■ Task objective ■
Give the data below again exactly as written, without its pictures.

■ Material for this task ■
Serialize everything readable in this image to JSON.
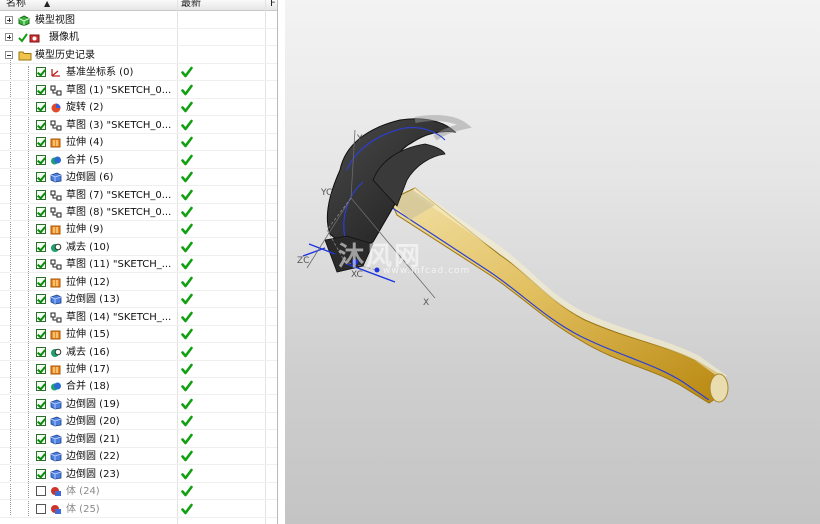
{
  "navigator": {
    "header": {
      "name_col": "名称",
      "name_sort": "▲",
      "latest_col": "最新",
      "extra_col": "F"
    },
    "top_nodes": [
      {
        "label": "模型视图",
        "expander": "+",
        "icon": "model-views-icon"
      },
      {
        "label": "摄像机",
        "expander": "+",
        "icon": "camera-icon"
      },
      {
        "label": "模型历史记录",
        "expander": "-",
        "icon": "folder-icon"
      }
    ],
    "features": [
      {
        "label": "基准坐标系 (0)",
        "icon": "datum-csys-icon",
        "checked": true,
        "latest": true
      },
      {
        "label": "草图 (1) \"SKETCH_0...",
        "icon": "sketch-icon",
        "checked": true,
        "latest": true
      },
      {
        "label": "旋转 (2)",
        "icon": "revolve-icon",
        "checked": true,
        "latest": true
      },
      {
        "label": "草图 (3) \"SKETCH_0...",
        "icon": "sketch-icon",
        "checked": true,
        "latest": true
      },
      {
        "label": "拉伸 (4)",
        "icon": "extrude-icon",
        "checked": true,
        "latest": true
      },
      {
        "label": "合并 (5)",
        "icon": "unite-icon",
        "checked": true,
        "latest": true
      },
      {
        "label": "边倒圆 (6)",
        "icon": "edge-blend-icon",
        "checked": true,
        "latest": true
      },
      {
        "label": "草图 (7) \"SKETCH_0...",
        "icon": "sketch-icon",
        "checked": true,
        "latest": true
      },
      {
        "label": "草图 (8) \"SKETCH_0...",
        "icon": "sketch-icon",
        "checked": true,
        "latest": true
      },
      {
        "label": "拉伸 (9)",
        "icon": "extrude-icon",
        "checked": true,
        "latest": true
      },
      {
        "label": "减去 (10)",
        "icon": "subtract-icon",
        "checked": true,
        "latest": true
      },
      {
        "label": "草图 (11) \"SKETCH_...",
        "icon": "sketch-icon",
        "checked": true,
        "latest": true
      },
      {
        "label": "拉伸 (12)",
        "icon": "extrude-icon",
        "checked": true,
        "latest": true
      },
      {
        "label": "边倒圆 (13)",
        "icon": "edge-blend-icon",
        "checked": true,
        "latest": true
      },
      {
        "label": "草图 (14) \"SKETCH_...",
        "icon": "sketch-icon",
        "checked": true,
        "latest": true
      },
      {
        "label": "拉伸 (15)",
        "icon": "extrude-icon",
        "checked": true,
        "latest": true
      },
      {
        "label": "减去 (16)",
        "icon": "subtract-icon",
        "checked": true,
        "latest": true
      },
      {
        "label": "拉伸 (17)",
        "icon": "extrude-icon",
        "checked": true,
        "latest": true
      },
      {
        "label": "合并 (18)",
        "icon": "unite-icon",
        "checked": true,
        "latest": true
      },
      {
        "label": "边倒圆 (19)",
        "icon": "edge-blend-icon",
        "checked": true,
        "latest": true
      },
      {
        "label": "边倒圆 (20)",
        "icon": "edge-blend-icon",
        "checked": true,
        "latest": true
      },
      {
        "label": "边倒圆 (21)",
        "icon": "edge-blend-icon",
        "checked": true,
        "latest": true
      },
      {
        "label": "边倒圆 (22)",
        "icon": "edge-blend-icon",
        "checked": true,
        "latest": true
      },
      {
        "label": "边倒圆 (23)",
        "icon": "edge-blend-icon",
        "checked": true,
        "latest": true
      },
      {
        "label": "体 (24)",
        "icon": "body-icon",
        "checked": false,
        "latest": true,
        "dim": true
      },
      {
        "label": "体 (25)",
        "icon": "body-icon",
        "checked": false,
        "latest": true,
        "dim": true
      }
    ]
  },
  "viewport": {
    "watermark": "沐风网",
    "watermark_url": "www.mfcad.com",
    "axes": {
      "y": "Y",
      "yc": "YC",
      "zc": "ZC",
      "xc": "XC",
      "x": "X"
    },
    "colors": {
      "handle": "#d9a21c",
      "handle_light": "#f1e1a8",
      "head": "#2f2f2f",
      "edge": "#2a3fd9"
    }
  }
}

■ Exercise answer ■
Serialize everything readable in this image to JSON.
{
  "navigator": {
    "header": {
      "name_col": "名称",
      "name_sort": "▲",
      "latest_col": "最新",
      "extra_col": "F"
    },
    "top_nodes": [
      {
        "label": "模型视图",
        "expander": "+",
        "icon": "model-views-icon"
      },
      {
        "label": "摄像机",
        "expander": "+",
        "icon": "camera-icon"
      },
      {
        "label": "模型历史记录",
        "expander": "-",
        "icon": "folder-icon"
      }
    ],
    "features": [
      {
        "label": "基准坐标系 (0)",
        "icon": "datum-csys-icon",
        "checked": true,
        "latest": true
      },
      {
        "label": "草图 (1) \"SKETCH_0...",
        "icon": "sketch-icon",
        "checked": true,
        "latest": true
      },
      {
        "label": "旋转 (2)",
        "icon": "revolve-icon",
        "checked": true,
        "latest": true
      },
      {
        "label": "草图 (3) \"SKETCH_0...",
        "icon": "sketch-icon",
        "checked": true,
        "latest": true
      },
      {
        "label": "拉伸 (4)",
        "icon": "extrude-icon",
        "checked": true,
        "latest": true
      },
      {
        "label": "合并 (5)",
        "icon": "unite-icon",
        "checked": true,
        "latest": true
      },
      {
        "label": "边倒圆 (6)",
        "icon": "edge-blend-icon",
        "checked": true,
        "latest": true
      },
      {
        "label": "草图 (7) \"SKETCH_0...",
        "icon": "sketch-icon",
        "checked": true,
        "latest": true
      },
      {
        "label": "草图 (8) \"SKETCH_0...",
        "icon": "sketch-icon",
        "checked": true,
        "latest": true
      },
      {
        "label": "拉伸 (9)",
        "icon": "extrude-icon",
        "checked": true,
        "latest": true
      },
      {
        "label": "减去 (10)",
        "icon": "subtract-icon",
        "checked": true,
        "latest": true
      },
      {
        "label": "草图 (11) \"SKETCH_...",
        "icon": "sketch-icon",
        "checked": true,
        "latest": true
      },
      {
        "label": "拉伸 (12)",
        "icon": "extrude-icon",
        "checked": true,
        "latest": true
      },
      {
        "label": "边倒圆 (13)",
        "icon": "edge-blend-icon",
        "checked": true,
        "latest": true
      },
      {
        "label": "草图 (14) \"SKETCH_...",
        "icon": "sketch-icon",
        "checked": true,
        "latest": true
      },
      {
        "label": "拉伸 (15)",
        "icon": "extrude-icon",
        "checked": true,
        "latest": true
      },
      {
        "label": "减去 (16)",
        "icon": "subtract-icon",
        "checked": true,
        "latest": true
      },
      {
        "label": "拉伸 (17)",
        "icon": "extrude-icon",
        "checked": true,
        "latest": true
      },
      {
        "label": "合并 (18)",
        "icon": "unite-icon",
        "checked": true,
        "latest": true
      },
      {
        "label": "边倒圆 (19)",
        "icon": "edge-blend-icon",
        "checked": true,
        "latest": true
      },
      {
        "label": "边倒圆 (20)",
        "icon": "edge-blend-icon",
        "checked": true,
        "latest": true
      },
      {
        "label": "边倒圆 (21)",
        "icon": "edge-blend-icon",
        "checked": true,
        "latest": true
      },
      {
        "label": "边倒圆 (22)",
        "icon": "edge-blend-icon",
        "checked": true,
        "latest": true
      },
      {
        "label": "边倒圆 (23)",
        "icon": "edge-blend-icon",
        "checked": true,
        "latest": true
      },
      {
        "label": "体 (24)",
        "icon": "body-icon",
        "checked": false,
        "latest": true,
        "dim": true
      },
      {
        "label": "体 (25)",
        "icon": "body-icon",
        "checked": false,
        "latest": true,
        "dim": true
      }
    ]
  },
  "viewport": {
    "watermark": "沐风网",
    "watermark_url": "www.mfcad.com",
    "axes": {
      "y": "Y",
      "yc": "YC",
      "zc": "ZC",
      "xc": "XC",
      "x": "X"
    },
    "colors": {
      "handle": "#d9a21c",
      "handle_light": "#f1e1a8",
      "head": "#2f2f2f",
      "edge": "#2a3fd9"
    }
  }
}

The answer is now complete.